(Records about charts and figures)
# # # # #

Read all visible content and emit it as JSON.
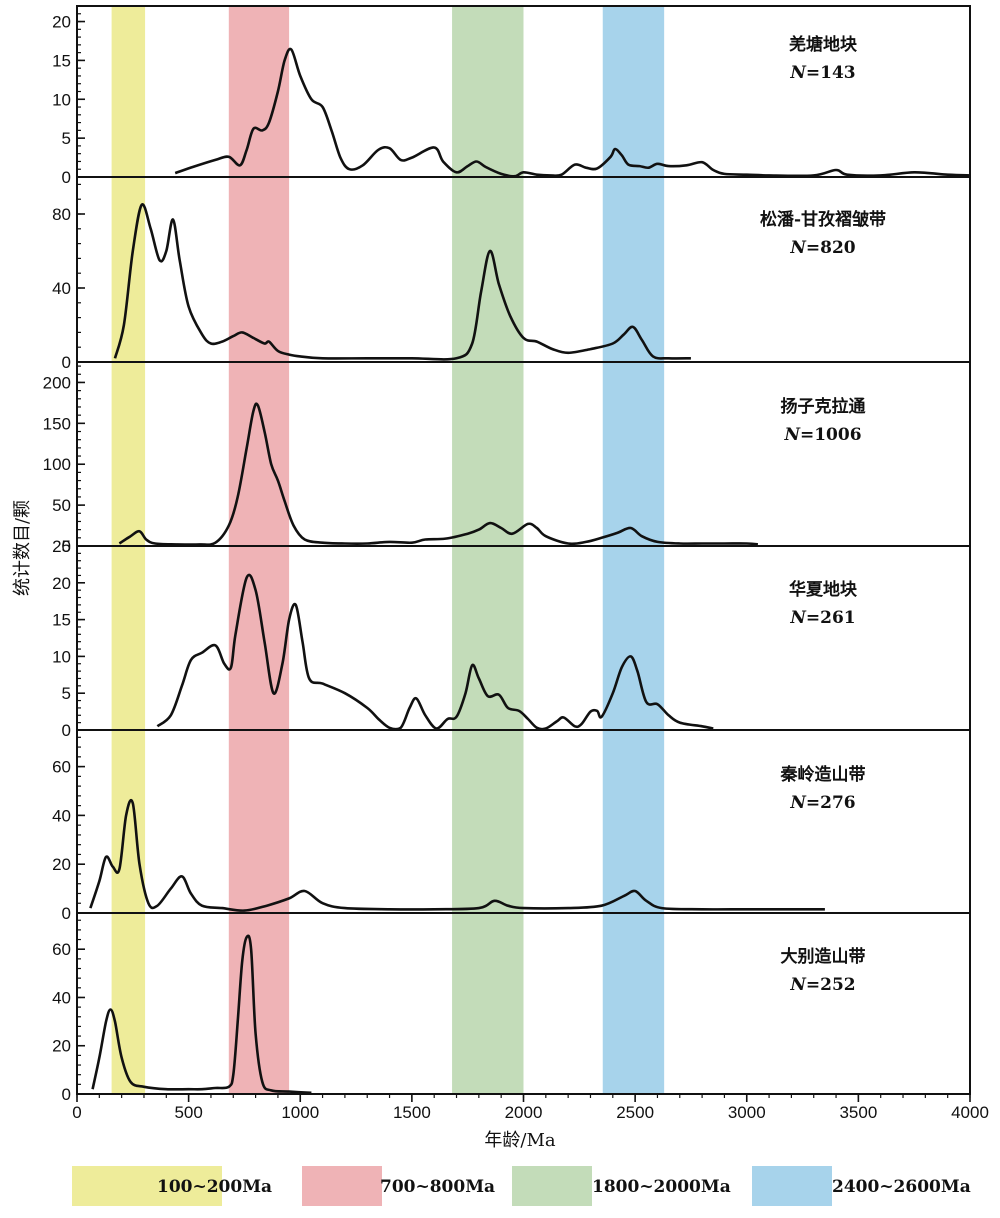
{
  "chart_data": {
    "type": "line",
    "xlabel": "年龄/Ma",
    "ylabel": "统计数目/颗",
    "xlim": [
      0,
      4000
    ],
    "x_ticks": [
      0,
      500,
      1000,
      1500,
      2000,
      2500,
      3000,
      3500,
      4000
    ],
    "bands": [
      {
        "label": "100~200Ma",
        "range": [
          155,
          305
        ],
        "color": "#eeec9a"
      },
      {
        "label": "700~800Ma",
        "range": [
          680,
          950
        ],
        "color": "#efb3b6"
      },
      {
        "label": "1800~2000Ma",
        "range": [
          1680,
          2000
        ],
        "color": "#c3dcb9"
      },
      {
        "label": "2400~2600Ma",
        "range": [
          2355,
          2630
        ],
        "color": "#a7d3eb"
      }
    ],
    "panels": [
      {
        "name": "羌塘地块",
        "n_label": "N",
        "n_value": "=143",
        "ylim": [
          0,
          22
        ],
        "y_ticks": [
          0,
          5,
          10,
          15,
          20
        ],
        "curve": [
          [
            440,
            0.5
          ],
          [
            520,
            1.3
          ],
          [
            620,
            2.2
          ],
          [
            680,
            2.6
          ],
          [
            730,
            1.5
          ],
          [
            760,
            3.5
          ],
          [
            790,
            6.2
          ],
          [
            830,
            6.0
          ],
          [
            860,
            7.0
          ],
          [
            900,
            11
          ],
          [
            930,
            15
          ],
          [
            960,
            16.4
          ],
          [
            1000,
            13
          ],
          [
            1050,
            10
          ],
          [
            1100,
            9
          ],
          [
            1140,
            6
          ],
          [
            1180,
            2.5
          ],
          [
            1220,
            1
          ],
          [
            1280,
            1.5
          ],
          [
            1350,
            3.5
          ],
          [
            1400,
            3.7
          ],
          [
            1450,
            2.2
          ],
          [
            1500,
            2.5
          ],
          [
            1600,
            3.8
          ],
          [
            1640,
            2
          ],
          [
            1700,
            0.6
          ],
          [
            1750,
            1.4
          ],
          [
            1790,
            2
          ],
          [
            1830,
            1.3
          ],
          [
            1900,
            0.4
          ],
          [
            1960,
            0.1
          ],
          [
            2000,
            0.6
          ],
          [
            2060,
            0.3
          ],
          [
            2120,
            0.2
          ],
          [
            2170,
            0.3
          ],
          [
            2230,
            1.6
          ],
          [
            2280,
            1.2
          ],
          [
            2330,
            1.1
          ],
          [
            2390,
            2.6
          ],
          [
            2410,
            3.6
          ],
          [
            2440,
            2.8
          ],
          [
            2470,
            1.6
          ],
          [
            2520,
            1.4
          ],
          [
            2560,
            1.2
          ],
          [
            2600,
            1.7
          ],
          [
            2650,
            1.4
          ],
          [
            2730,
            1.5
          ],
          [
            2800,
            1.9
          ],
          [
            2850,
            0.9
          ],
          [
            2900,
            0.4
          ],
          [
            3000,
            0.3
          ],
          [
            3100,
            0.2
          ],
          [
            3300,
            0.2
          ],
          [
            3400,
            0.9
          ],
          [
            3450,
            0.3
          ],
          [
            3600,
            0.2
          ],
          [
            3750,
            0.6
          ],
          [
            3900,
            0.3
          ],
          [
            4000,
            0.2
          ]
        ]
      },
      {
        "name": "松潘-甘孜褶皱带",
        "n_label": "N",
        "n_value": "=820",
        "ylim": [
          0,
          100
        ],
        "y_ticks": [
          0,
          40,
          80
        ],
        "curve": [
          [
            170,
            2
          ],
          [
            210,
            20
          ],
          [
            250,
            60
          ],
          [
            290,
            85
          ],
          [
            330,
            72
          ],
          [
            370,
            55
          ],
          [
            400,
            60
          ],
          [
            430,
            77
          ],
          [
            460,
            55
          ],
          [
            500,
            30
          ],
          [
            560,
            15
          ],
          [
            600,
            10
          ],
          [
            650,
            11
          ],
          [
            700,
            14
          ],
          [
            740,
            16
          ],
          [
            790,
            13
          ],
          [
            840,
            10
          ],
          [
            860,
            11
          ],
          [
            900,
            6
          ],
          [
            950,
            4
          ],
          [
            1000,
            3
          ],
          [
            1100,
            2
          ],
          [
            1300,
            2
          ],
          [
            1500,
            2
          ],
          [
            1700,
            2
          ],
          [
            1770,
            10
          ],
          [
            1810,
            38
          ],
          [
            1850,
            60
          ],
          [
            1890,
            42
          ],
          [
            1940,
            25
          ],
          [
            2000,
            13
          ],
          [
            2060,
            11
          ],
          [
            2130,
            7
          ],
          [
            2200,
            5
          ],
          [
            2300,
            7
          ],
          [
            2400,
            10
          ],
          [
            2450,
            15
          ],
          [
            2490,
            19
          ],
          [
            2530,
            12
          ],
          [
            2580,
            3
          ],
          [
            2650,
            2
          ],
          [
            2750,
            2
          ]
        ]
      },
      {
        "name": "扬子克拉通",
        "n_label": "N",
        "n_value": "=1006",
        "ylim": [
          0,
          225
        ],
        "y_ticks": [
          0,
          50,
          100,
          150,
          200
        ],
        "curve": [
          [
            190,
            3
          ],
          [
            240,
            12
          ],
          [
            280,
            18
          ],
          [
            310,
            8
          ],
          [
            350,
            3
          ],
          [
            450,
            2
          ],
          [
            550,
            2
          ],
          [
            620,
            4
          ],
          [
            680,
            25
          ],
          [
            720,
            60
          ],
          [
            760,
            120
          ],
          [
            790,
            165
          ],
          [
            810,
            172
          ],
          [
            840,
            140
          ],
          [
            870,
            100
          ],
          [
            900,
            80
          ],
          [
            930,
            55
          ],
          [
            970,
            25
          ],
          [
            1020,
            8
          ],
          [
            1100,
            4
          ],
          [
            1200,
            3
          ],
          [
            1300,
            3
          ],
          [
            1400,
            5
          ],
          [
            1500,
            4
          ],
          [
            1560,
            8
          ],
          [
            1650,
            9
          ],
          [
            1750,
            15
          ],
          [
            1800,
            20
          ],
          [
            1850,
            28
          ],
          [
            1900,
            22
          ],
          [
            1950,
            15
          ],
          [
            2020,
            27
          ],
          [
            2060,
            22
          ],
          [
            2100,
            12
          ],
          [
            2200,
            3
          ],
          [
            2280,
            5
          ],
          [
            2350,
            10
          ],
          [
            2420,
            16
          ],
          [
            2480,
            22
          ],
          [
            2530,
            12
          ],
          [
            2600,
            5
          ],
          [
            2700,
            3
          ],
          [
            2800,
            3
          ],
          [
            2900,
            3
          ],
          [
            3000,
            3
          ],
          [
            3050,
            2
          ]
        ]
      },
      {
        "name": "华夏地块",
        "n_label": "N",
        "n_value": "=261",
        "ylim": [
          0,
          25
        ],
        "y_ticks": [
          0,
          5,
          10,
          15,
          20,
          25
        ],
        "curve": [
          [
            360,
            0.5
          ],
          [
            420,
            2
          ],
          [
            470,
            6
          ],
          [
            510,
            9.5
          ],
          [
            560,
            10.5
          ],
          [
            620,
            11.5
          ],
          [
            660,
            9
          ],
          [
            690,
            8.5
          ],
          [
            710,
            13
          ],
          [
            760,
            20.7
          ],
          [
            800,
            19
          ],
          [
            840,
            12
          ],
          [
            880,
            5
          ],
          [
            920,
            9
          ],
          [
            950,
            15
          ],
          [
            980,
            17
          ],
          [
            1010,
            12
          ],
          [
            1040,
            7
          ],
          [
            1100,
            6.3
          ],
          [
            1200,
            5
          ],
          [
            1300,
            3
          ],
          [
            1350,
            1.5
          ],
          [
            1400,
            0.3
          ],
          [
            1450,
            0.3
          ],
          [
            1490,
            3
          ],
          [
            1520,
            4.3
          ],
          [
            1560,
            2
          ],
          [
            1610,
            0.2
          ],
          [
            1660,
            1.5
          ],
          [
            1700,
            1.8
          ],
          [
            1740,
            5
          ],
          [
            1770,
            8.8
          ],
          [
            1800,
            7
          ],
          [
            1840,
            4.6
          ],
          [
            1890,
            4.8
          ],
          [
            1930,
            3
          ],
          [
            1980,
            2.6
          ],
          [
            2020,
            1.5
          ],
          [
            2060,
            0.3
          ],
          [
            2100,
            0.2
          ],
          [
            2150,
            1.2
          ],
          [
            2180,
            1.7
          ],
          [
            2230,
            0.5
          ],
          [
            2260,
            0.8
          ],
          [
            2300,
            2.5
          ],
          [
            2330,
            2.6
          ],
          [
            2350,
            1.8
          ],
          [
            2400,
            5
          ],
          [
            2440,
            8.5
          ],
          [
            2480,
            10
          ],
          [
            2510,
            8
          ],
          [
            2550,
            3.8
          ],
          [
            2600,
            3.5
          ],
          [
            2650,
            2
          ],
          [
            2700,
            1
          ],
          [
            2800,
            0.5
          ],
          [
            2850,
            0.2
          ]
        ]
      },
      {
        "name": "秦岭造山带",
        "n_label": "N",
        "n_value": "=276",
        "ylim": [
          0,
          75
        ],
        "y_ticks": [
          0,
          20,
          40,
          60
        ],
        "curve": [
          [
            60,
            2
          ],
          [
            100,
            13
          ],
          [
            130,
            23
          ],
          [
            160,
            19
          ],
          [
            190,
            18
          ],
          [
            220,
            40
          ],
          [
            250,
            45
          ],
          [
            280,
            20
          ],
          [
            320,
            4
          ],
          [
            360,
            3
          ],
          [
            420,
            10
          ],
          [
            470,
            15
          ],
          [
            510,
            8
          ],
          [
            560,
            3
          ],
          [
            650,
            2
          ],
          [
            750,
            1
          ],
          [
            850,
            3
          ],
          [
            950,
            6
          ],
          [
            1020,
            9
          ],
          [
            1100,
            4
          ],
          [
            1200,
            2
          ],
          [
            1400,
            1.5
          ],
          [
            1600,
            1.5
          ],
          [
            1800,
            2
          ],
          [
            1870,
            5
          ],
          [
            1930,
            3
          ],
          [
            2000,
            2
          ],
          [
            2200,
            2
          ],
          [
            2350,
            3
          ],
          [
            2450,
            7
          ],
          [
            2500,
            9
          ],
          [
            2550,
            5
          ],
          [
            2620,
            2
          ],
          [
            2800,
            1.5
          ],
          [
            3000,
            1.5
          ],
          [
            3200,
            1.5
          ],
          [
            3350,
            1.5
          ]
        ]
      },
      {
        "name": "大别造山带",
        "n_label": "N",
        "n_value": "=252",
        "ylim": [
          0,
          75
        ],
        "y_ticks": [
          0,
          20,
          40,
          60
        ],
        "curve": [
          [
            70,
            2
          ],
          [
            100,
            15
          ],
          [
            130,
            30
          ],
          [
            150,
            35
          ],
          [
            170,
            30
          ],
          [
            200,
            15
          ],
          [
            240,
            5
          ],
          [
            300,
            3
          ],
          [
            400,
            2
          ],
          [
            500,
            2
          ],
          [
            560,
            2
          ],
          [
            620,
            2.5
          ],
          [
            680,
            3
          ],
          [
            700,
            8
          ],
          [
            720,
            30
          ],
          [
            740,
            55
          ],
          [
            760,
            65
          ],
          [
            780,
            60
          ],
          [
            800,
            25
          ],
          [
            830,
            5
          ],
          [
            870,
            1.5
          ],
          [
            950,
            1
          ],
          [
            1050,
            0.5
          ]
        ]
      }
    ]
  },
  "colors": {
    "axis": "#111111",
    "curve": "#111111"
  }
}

# # # # #

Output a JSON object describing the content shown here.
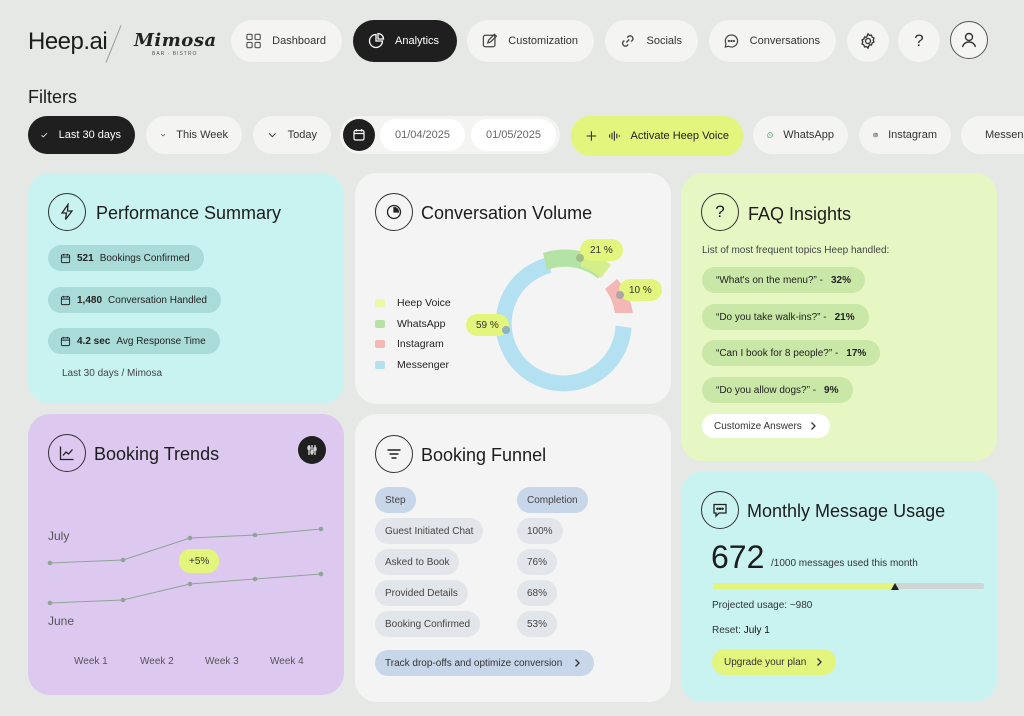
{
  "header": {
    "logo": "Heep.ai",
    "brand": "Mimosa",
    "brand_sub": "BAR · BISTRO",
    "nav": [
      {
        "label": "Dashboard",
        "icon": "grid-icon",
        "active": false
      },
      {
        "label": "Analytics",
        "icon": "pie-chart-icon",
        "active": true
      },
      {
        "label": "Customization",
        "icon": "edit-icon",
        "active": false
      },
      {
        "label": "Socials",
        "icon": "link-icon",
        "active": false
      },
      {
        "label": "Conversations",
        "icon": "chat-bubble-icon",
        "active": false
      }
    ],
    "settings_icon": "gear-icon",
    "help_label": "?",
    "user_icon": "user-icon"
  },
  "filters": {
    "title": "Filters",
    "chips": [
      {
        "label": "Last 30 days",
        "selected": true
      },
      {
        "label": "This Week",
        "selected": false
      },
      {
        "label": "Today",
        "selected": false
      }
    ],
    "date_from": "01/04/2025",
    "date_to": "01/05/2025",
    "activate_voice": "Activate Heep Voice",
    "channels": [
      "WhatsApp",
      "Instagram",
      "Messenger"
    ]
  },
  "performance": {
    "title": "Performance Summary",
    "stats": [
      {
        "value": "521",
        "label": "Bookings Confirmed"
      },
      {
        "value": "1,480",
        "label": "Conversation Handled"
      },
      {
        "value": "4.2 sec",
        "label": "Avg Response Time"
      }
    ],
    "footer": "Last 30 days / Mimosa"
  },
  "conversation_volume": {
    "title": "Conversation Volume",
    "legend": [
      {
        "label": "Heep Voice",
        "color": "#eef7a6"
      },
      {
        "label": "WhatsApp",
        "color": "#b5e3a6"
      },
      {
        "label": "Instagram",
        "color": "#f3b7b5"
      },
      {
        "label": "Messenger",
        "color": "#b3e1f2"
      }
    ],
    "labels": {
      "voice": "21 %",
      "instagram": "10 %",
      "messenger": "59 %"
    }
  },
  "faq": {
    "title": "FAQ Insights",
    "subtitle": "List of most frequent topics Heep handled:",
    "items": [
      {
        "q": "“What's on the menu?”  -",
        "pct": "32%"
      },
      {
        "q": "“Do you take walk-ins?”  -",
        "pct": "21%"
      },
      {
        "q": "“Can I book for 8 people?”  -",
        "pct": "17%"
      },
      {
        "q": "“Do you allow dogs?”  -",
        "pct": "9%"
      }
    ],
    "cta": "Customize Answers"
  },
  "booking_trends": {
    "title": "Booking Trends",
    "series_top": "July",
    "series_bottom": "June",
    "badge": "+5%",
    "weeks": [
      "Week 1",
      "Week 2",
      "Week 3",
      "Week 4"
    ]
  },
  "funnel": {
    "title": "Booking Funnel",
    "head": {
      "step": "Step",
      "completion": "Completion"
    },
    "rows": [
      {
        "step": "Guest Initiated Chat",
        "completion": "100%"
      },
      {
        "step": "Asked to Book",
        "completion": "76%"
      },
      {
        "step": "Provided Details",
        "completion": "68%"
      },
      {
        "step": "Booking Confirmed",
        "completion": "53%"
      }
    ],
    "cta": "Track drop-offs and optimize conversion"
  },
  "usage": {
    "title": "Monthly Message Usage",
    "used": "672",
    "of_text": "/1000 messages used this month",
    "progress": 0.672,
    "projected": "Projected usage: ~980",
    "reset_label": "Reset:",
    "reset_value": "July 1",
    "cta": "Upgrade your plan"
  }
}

# # # # #

» **Exercise prompt**:
From the records given above, copy all lines containing "Heep".

» **Exercise output**:
    "logo": "Heep.ai",
    "activate_voice": "Activate Heep Voice",
        "label": "Heep Voice",
    "subtitle": "List of most frequent topics Heep handled:",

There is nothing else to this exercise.